Output each entry verbatim and exclude every picture from it.

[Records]
* * * * * * * * *
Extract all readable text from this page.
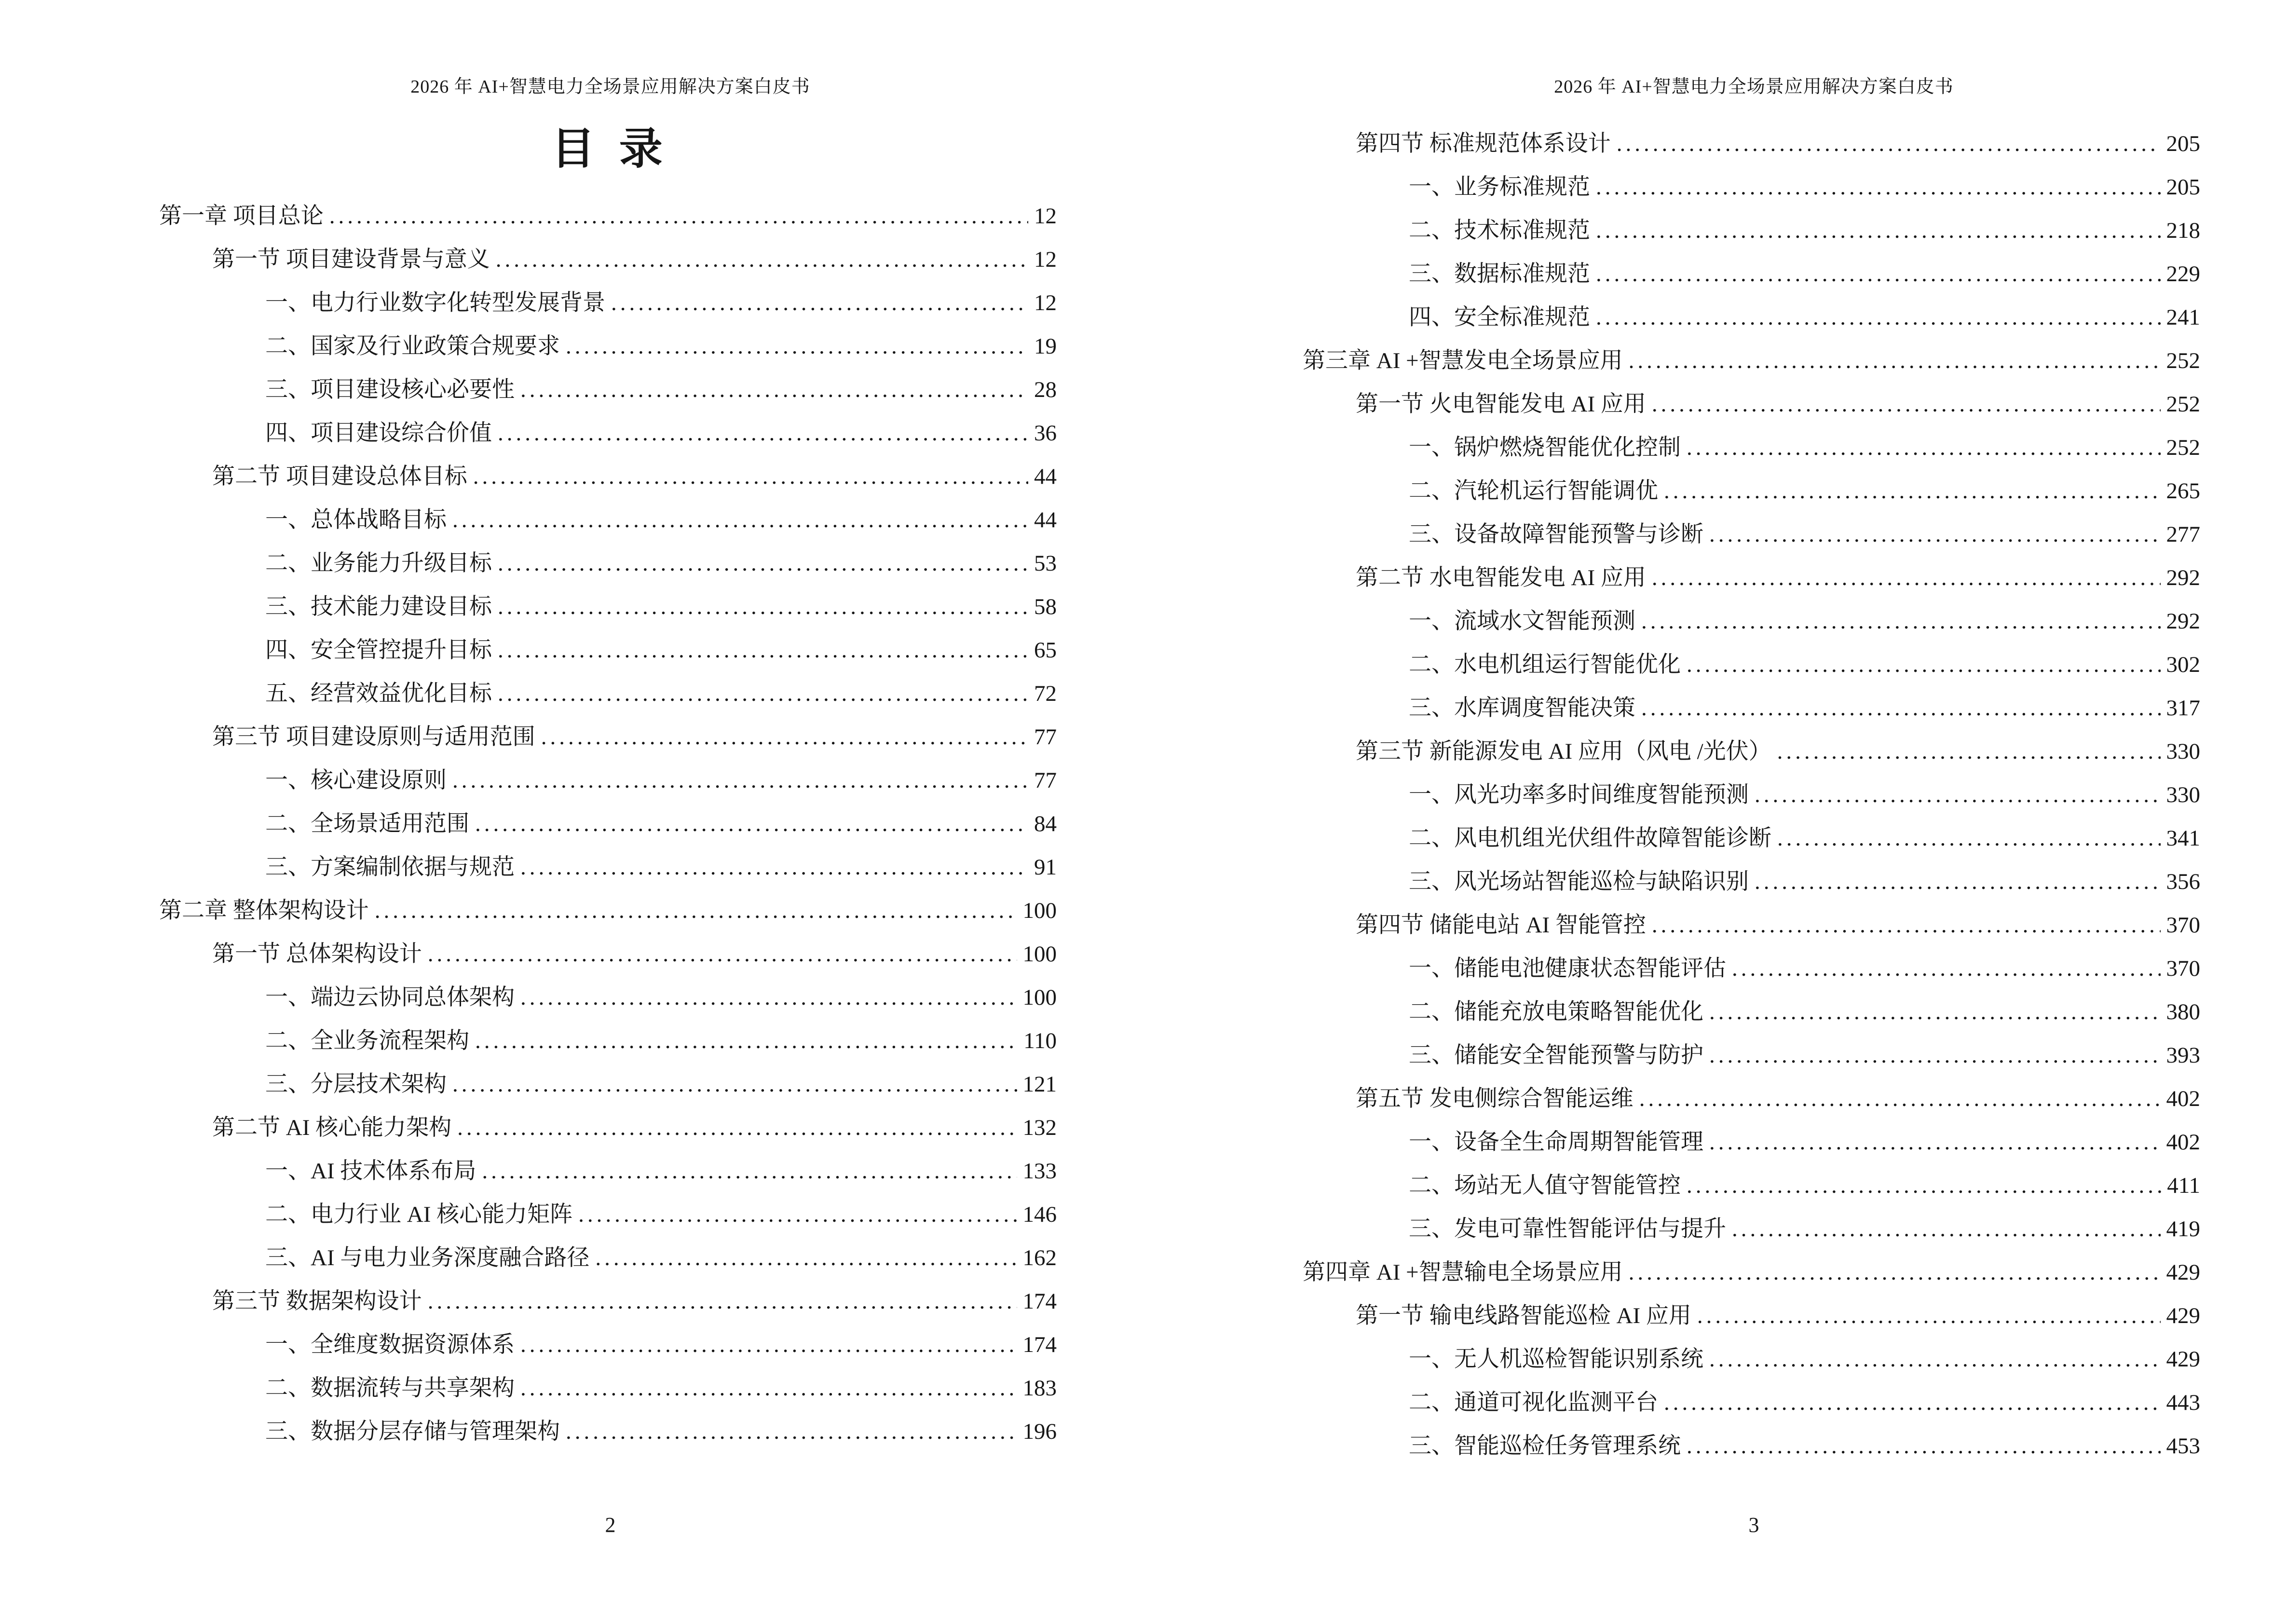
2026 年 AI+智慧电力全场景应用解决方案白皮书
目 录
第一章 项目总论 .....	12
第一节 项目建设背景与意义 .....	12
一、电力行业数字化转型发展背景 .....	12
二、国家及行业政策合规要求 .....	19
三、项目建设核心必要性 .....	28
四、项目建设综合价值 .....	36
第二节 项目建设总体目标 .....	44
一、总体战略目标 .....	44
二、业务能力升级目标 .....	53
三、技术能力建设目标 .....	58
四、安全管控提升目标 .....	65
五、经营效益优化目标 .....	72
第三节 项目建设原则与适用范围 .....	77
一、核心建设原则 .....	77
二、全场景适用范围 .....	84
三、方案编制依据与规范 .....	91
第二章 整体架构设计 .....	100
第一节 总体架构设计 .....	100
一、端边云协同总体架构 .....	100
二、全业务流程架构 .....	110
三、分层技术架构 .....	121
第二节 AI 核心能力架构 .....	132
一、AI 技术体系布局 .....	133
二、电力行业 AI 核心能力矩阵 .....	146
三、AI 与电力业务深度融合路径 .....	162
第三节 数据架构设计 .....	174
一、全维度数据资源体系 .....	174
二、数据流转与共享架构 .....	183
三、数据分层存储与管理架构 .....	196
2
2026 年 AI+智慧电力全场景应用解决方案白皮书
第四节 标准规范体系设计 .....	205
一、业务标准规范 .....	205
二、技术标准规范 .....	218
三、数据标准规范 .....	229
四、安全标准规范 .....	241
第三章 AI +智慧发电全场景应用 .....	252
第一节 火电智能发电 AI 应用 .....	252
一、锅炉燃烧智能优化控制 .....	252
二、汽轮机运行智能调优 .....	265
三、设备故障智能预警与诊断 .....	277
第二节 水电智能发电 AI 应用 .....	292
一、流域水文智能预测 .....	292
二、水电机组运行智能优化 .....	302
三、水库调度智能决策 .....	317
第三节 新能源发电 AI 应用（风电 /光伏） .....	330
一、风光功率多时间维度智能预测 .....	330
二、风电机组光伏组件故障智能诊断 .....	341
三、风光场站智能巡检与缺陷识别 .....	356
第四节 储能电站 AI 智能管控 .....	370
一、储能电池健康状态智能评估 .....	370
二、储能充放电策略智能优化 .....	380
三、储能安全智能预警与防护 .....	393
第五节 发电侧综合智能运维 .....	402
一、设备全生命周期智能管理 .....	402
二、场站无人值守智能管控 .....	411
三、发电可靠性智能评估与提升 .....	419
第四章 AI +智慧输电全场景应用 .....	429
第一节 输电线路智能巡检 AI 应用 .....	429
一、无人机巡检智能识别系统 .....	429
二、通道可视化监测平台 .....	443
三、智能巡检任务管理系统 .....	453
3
* * * * * * * * *
= Exercise result =
Extract all readable text from this page.
2026 年 AI+智慧电力全场景应用解决方案白皮书
目 录
第一章 项目总论 .....	12
第一节 项目建设背景与意义 .....	12
一、电力行业数字化转型发展背景 .....	12
二、国家及行业政策合规要求 .....	19
三、项目建设核心必要性 .....	28
四、项目建设综合价值 .....	36
第二节 项目建设总体目标 .....	44
一、总体战略目标 .....	44
二、业务能力升级目标 .....	53
三、技术能力建设目标 .....	58
四、安全管控提升目标 .....	65
五、经营效益优化目标 .....	72
第三节 项目建设原则与适用范围 .....	77
一、核心建设原则 .....	77
二、全场景适用范围 .....	84
三、方案编制依据与规范 .....	91
第二章 整体架构设计 .....	100
第一节 总体架构设计 .....	100
一、端边云协同总体架构 .....	100
二、全业务流程架构 .....	110
三、分层技术架构 .....	121
第二节 AI 核心能力架构 .....	132
一、AI 技术体系布局 .....	133
二、电力行业 AI 核心能力矩阵 .....	146
三、AI 与电力业务深度融合路径 .....	162
第三节 数据架构设计 .....	174
一、全维度数据资源体系 .....	174
二、数据流转与共享架构 .....	183
三、数据分层存储与管理架构 .....	196
2
2026 年 AI+智慧电力全场景应用解决方案白皮书
第四节 标准规范体系设计 .....	205
一、业务标准规范 .....	205
二、技术标准规范 .....	218
三、数据标准规范 .....	229
四、安全标准规范 .....	241
第三章 AI +智慧发电全场景应用 .....	252
第一节 火电智能发电 AI 应用 .....	252
一、锅炉燃烧智能优化控制 .....	252
二、汽轮机运行智能调优 .....	265
三、设备故障智能预警与诊断 .....	277
第二节 水电智能发电 AI 应用 .....	292
一、流域水文智能预测 .....	292
二、水电机组运行智能优化 .....	302
三、水库调度智能决策 .....	317
第三节 新能源发电 AI 应用（风电 /光伏） .....	330
一、风光功率多时间维度智能预测 .....	330
二、风电机组光伏组件故障智能诊断 .....	341
三、风光场站智能巡检与缺陷识别 .....	356
第四节 储能电站 AI 智能管控 .....	370
一、储能电池健康状态智能评估 .....	370
二、储能充放电策略智能优化 .....	380
三、储能安全智能预警与防护 .....	393
第五节 发电侧综合智能运维 .....	402
一、设备全生命周期智能管理 .....	402
二、场站无人值守智能管控 .....	411
三、发电可靠性智能评估与提升 .....	419
第四章 AI +智慧输电全场景应用 .....	429
第一节 输电线路智能巡检 AI 应用 .....	429
一、无人机巡检智能识别系统 .....	429
二、通道可视化监测平台 .....	443
三、智能巡检任务管理系统 .....	453
3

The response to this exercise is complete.